— start of Provided material —
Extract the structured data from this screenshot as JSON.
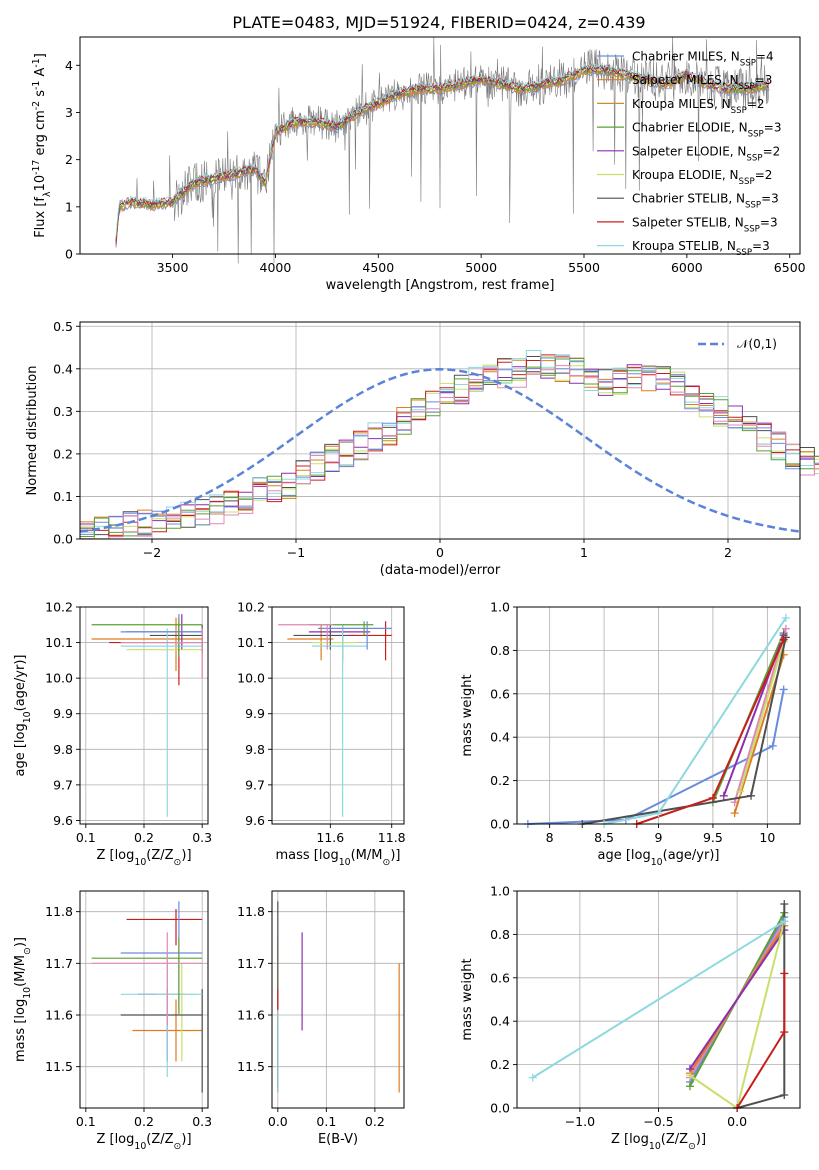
{
  "chart_data": [
    {
      "id": "spectrum",
      "type": "line",
      "title": "PLATE=0483, MJD=51924, FIBERID=0424, z=0.439",
      "xlabel": "wavelength [Angstrom, rest frame]",
      "ylabel": "Flux [f$_\\lambda$10$^{-17}$ erg cm$^{-2}$ s$^{-1}$ A$^{-1}$]",
      "xlim": [
        3050,
        6550
      ],
      "ylim": [
        0,
        4.6
      ],
      "xticks": [
        3500,
        4000,
        4500,
        5000,
        5500,
        6000,
        6500
      ],
      "yticks": [
        0,
        1,
        2,
        3,
        4
      ],
      "grid": false,
      "legend_position": "top-right",
      "legend": [
        "Chabrier MILES, N$_{SSP}$=4",
        "Salpeter MILES, N$_{SSP}$=3",
        "Kroupa MILES, N$_{SSP}$=2",
        "Chabrier ELODIE, N$_{SSP}$=3",
        "Salpeter ELODIE, N$_{SSP}$=2",
        "Kroupa ELODIE, N$_{SSP}$=2",
        "Chabrier STELIB, N$_{SSP}$=3",
        "Salpeter STELIB, N$_{SSP}$=3",
        "Kroupa STELIB, N$_{SSP}$=3"
      ],
      "continuum_points": [
        [
          3220,
          0.0
        ],
        [
          3240,
          1.0
        ],
        [
          3300,
          1.1
        ],
        [
          3400,
          1.05
        ],
        [
          3500,
          1.1
        ],
        [
          3600,
          1.5
        ],
        [
          3700,
          1.6
        ],
        [
          3800,
          1.7
        ],
        [
          3900,
          1.8
        ],
        [
          3950,
          1.5
        ],
        [
          4000,
          2.6
        ],
        [
          4100,
          2.8
        ],
        [
          4200,
          2.8
        ],
        [
          4300,
          2.7
        ],
        [
          4400,
          3.0
        ],
        [
          4500,
          3.2
        ],
        [
          4600,
          3.4
        ],
        [
          4700,
          3.5
        ],
        [
          4800,
          3.5
        ],
        [
          4900,
          3.6
        ],
        [
          5000,
          3.7
        ],
        [
          5100,
          3.6
        ],
        [
          5200,
          3.5
        ],
        [
          5300,
          3.6
        ],
        [
          5400,
          3.7
        ],
        [
          5500,
          3.9
        ],
        [
          5600,
          3.9
        ],
        [
          5700,
          3.8
        ],
        [
          5800,
          3.7
        ],
        [
          5900,
          3.6
        ],
        [
          6000,
          3.8
        ],
        [
          6100,
          3.6
        ],
        [
          6200,
          3.5
        ],
        [
          6300,
          3.5
        ],
        [
          6400,
          3.6
        ]
      ]
    },
    {
      "id": "residuals",
      "type": "histogram",
      "xlabel": "(data-model)/error",
      "ylabel": "Normed distribution",
      "xlim": [
        -2.5,
        2.5
      ],
      "ylim": [
        0,
        0.51
      ],
      "xticks": [
        -2,
        -1,
        0,
        1,
        2
      ],
      "yticks": [
        0.0,
        0.1,
        0.2,
        0.3,
        0.4,
        0.5
      ],
      "grid": true,
      "legend": [
        "$\\mathcal{N}(0,1)$"
      ],
      "legend_position": "top-right",
      "bin_width": 0.1,
      "base_counts": [
        0.01,
        0.02,
        0.03,
        0.04,
        0.04,
        0.05,
        0.05,
        0.06,
        0.06,
        0.07,
        0.09,
        0.09,
        0.11,
        0.12,
        0.13,
        0.16,
        0.17,
        0.19,
        0.2,
        0.22,
        0.24,
        0.25,
        0.28,
        0.3,
        0.32,
        0.34,
        0.35,
        0.37,
        0.38,
        0.39,
        0.39,
        0.41,
        0.41,
        0.4,
        0.39,
        0.38,
        0.37,
        0.37,
        0.38,
        0.38,
        0.37,
        0.36,
        0.33,
        0.31,
        0.3,
        0.28,
        0.26,
        0.24,
        0.22,
        0.2,
        0.18,
        0.17,
        0.15,
        0.13,
        0.12,
        0.11,
        0.09,
        0.09,
        0.07,
        0.07,
        0.06,
        0.06,
        0.05,
        0.05,
        0.05,
        0.04,
        0.04,
        0.04,
        0.03,
        0.03
      ]
    },
    {
      "id": "Z-age",
      "type": "errorbar",
      "xlabel": "Z [log$_{10}$(Z/Z$_\\odot$)]",
      "ylabel": "age  [log$_{10}$($age/yr$)]",
      "xlim": [
        0.09,
        0.31
      ],
      "ylim": [
        9.59,
        10.2
      ],
      "xticks": [
        0.1,
        0.2,
        0.3
      ],
      "xticklabels": [
        "0.1",
        "0.2",
        "0.3"
      ],
      "yticks": [
        9.6,
        9.7,
        9.8,
        9.9,
        10.0,
        10.1,
        10.2
      ],
      "grid": true,
      "points": [
        {
          "x": 0.255,
          "y": 10.11,
          "xerr": [
            0.145,
            0.045
          ],
          "yerr": [
            0.09,
            0.06
          ]
        },
        {
          "x": 0.265,
          "y": 10.13,
          "xerr": [
            0.095,
            0.035
          ],
          "yerr": [
            0.05,
            0.05
          ]
        },
        {
          "x": 0.3,
          "y": 10.08,
          "xerr": [
            0.13,
            0.0
          ],
          "yerr": [
            0.08,
            0.02
          ]
        },
        {
          "x": 0.3,
          "y": 10.12,
          "xerr": [
            0.09,
            0.0
          ],
          "yerr": [
            0.05,
            0.03
          ]
        },
        {
          "x": 0.26,
          "y": 10.1,
          "xerr": [
            0.12,
            0.04
          ],
          "yerr": [
            0.12,
            0.05
          ]
        },
        {
          "x": 0.24,
          "y": 10.09,
          "xerr": [
            0.08,
            0.06
          ],
          "yerr": [
            0.48,
            0.05
          ]
        },
        {
          "x": 0.26,
          "y": 10.13,
          "xerr": [
            0.1,
            0.04
          ],
          "yerr": [
            0.07,
            0.05
          ]
        },
        {
          "x": 0.26,
          "y": 10.15,
          "xerr": [
            0.15,
            0.04
          ],
          "yerr": [
            0.09,
            0.02
          ]
        },
        {
          "x": 0.3,
          "y": 10.1,
          "xerr": [
            0.14,
            0.0
          ],
          "yerr": [
            0.1,
            0.04
          ]
        }
      ]
    },
    {
      "id": "mass-age",
      "type": "errorbar",
      "xlabel": "mass [log$_{10}$(M/M$_\\odot$)]",
      "ylabel": "",
      "xlim": [
        11.41,
        11.84
      ],
      "ylim": [
        9.59,
        10.2
      ],
      "xticks": [
        11.6,
        11.8
      ],
      "xticklabels": [
        "11.6",
        "11.8"
      ],
      "yticks": [
        9.6,
        9.7,
        9.8,
        9.9,
        10.0,
        10.1,
        10.2
      ],
      "grid": true,
      "points": [
        {
          "x": 11.57,
          "y": 10.11,
          "xerr": [
            0.11,
            0.04
          ],
          "yerr": [
            0.06,
            0.04
          ]
        },
        {
          "x": 11.64,
          "y": 10.13,
          "xerr": [
            0.11,
            0.09
          ],
          "yerr": [
            0.08,
            0.02
          ]
        },
        {
          "x": 11.64,
          "y": 10.1,
          "xerr": [
            0.1,
            0.05
          ],
          "yerr": [
            0.06,
            0.02
          ]
        },
        {
          "x": 11.6,
          "y": 10.12,
          "xerr": [
            0.12,
            0.08
          ],
          "yerr": [
            0.04,
            0.03
          ]
        },
        {
          "x": 11.78,
          "y": 10.12,
          "xerr": [
            0.12,
            0.02
          ],
          "yerr": [
            0.07,
            0.04
          ]
        },
        {
          "x": 11.64,
          "y": 10.09,
          "xerr": [
            0.1,
            0.08
          ],
          "yerr": [
            0.48,
            0.06
          ]
        },
        {
          "x": 11.72,
          "y": 10.14,
          "xerr": [
            0.16,
            0.08
          ],
          "yerr": [
            0.06,
            0.02
          ]
        },
        {
          "x": 11.71,
          "y": 10.15,
          "xerr": [
            0.18,
            0.03
          ],
          "yerr": [
            0.03,
            0.01
          ]
        },
        {
          "x": 11.59,
          "y": 10.15,
          "xerr": [
            0.16,
            0.02
          ],
          "yerr": [
            0.07,
            0.0
          ]
        }
      ]
    },
    {
      "id": "age-weight",
      "type": "line",
      "xlabel": "age  [log$_{10}$($age/yr$)]",
      "ylabel": "mass weight",
      "xlim": [
        7.7,
        10.3
      ],
      "ylim": [
        0.0,
        1.0
      ],
      "xticks": [
        8.0,
        8.5,
        9.0,
        9.5,
        10.0
      ],
      "yticks": [
        0.0,
        0.2,
        0.4,
        0.6,
        0.8,
        1.0
      ],
      "grid": true,
      "series": [
        {
          "points": [
            [
              7.8,
              0.0
            ],
            [
              8.7,
              0.02
            ],
            [
              10.05,
              0.36
            ],
            [
              10.15,
              0.62
            ]
          ]
        },
        {
          "points": [
            [
              9.5,
              0.1
            ],
            [
              10.15,
              0.88
            ]
          ]
        },
        {
          "points": [
            [
              9.7,
              0.1
            ],
            [
              10.17,
              0.9
            ]
          ]
        },
        {
          "points": [
            [
              9.7,
              0.05
            ],
            [
              10.15,
              0.78
            ]
          ]
        },
        {
          "points": [
            [
              9.6,
              0.13
            ],
            [
              10.15,
              0.87
            ]
          ]
        },
        {
          "points": [
            [
              9.75,
              0.15
            ],
            [
              10.15,
              0.84
            ]
          ]
        },
        {
          "points": [
            [
              8.3,
              0.0
            ],
            [
              9.85,
              0.13
            ],
            [
              10.17,
              0.86
            ]
          ]
        },
        {
          "points": [
            [
              8.8,
              0.0
            ],
            [
              9.5,
              0.12
            ],
            [
              10.15,
              0.85
            ]
          ]
        },
        {
          "points": [
            [
              8.5,
              0.0
            ],
            [
              9.0,
              0.05
            ],
            [
              10.17,
              0.95
            ]
          ]
        }
      ]
    },
    {
      "id": "Z-mass",
      "type": "errorbar",
      "xlabel": "Z [log$_{10}$(Z/Z$_\\odot$)]",
      "ylabel": "mass [log$_{10}$(M/M$_\\odot$)]",
      "xlim": [
        0.09,
        0.31
      ],
      "ylim": [
        11.42,
        11.84
      ],
      "xticks": [
        0.1,
        0.2,
        0.3
      ],
      "xticklabels": [
        "0.1",
        "0.2",
        "0.3"
      ],
      "yticks": [
        11.5,
        11.6,
        11.7,
        11.8
      ],
      "grid": true,
      "points": [
        {
          "x": 0.255,
          "y": 11.57,
          "xerr": [
            0.075,
            0.045
          ],
          "yerr": [
            0.06,
            0.06
          ]
        },
        {
          "x": 0.24,
          "y": 11.64,
          "xerr": [
            0.05,
            0.03
          ],
          "yerr": [
            0.13,
            0.01
          ]
        },
        {
          "x": 0.265,
          "y": 11.64,
          "xerr": [
            0.045,
            0.025
          ],
          "yerr": [
            0.13,
            0.06
          ]
        },
        {
          "x": 0.3,
          "y": 11.6,
          "xerr": [
            0.14,
            0.0
          ],
          "yerr": [
            0.15,
            0.05
          ]
        },
        {
          "x": 0.255,
          "y": 11.785,
          "xerr": [
            0.085,
            0.045
          ],
          "yerr": [
            0.05,
            0.02
          ]
        },
        {
          "x": 0.24,
          "y": 11.64,
          "xerr": [
            0.08,
            0.06
          ],
          "yerr": [
            0.16,
            0.08
          ]
        },
        {
          "x": 0.26,
          "y": 11.72,
          "xerr": [
            0.1,
            0.04
          ],
          "yerr": [
            0.11,
            0.1
          ]
        },
        {
          "x": 0.26,
          "y": 11.71,
          "xerr": [
            0.15,
            0.04
          ],
          "yerr": [
            0.11,
            0.04
          ]
        },
        {
          "x": 0.24,
          "y": 11.7,
          "xerr": [
            0.13,
            0.06
          ],
          "yerr": [
            0.12,
            0.06
          ]
        }
      ]
    },
    {
      "id": "ebv-mass",
      "type": "errorbar",
      "xlabel": "E(B-V)",
      "ylabel": "",
      "xlim": [
        -0.012,
        0.26
      ],
      "ylim": [
        11.42,
        11.84
      ],
      "xticks": [
        0.0,
        0.1,
        0.2
      ],
      "xticklabels": [
        "0.0",
        "0.1",
        "0.2"
      ],
      "yticks": [
        11.5,
        11.6,
        11.7,
        11.8
      ],
      "grid": true,
      "points": [
        {
          "x": 0.25,
          "y": 11.58,
          "yerr": [
            0.13,
            0.12
          ]
        },
        {
          "x": 0.05,
          "y": 11.67,
          "yerr": [
            0.1,
            0.09
          ]
        },
        {
          "x": 0.0,
          "y": 11.7,
          "yerr": [
            0.09,
            0.05
          ]
        },
        {
          "x": 0.0,
          "y": 11.58,
          "yerr": [
            0.12,
            0.24
          ]
        },
        {
          "x": 0.0,
          "y": 11.55,
          "yerr": [
            0.1,
            0.1
          ]
        },
        {
          "x": 0.0,
          "y": 11.53,
          "yerr": [
            0.08,
            0.08
          ]
        }
      ]
    },
    {
      "id": "Z-weight",
      "type": "line",
      "xlabel": "Z [log$_{10}$(Z/Z$_\\odot$)]",
      "ylabel": "mass weight",
      "xlim": [
        -1.4,
        0.4
      ],
      "ylim": [
        0.0,
        1.0
      ],
      "xticks": [
        -1.0,
        -0.5,
        0.0
      ],
      "xticklabels": [
        "−1.0",
        "−0.5",
        "0.0"
      ],
      "yticks": [
        0.0,
        0.2,
        0.4,
        0.6,
        0.8,
        1.0
      ],
      "grid": true,
      "series": [
        {
          "points": [
            [
              -0.3,
              0.12
            ],
            [
              0.3,
              0.88
            ]
          ]
        },
        {
          "points": [
            [
              -0.3,
              0.1
            ],
            [
              0.3,
              0.9
            ]
          ]
        },
        {
          "points": [
            [
              -0.3,
              0.14
            ],
            [
              0.3,
              0.86
            ]
          ]
        },
        {
          "points": [
            [
              -0.3,
              0.16
            ],
            [
              0.3,
              0.84
            ]
          ]
        },
        {
          "points": [
            [
              -0.3,
              0.18
            ],
            [
              0.3,
              0.82
            ]
          ]
        },
        {
          "points": [
            [
              -0.3,
              0.15
            ],
            [
              0.0,
              0.0
            ],
            [
              0.3,
              0.86
            ]
          ]
        },
        {
          "points": [
            [
              0.0,
              0.0
            ],
            [
              0.3,
              0.06
            ],
            [
              0.3,
              0.94
            ]
          ]
        },
        {
          "points": [
            [
              0.0,
              0.0
            ],
            [
              0.3,
              0.35
            ],
            [
              0.3,
              0.62
            ]
          ]
        },
        {
          "points": [
            [
              -1.3,
              0.14
            ],
            [
              0.3,
              0.86
            ]
          ]
        }
      ]
    }
  ],
  "colors": [
    "#e07b1f",
    "#8b2fb0",
    "#c8e06a",
    "#4f4f4f",
    "#c81e1e",
    "#8ed8e0",
    "#6a8ce0",
    "#5e9f35",
    "#e088b8"
  ],
  "legend_colors": [
    "#6a8ce0",
    "#e07b1f",
    "#c8902a",
    "#5e9f35",
    "#8b2fb0",
    "#c8e06a",
    "#4f4f4f",
    "#c81e1e",
    "#8ed8e0"
  ]
}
— end of Provided material —
Ascertain the number of lines in the entries that include the word "ylabel", and report only that number.

- Completed exercise: 8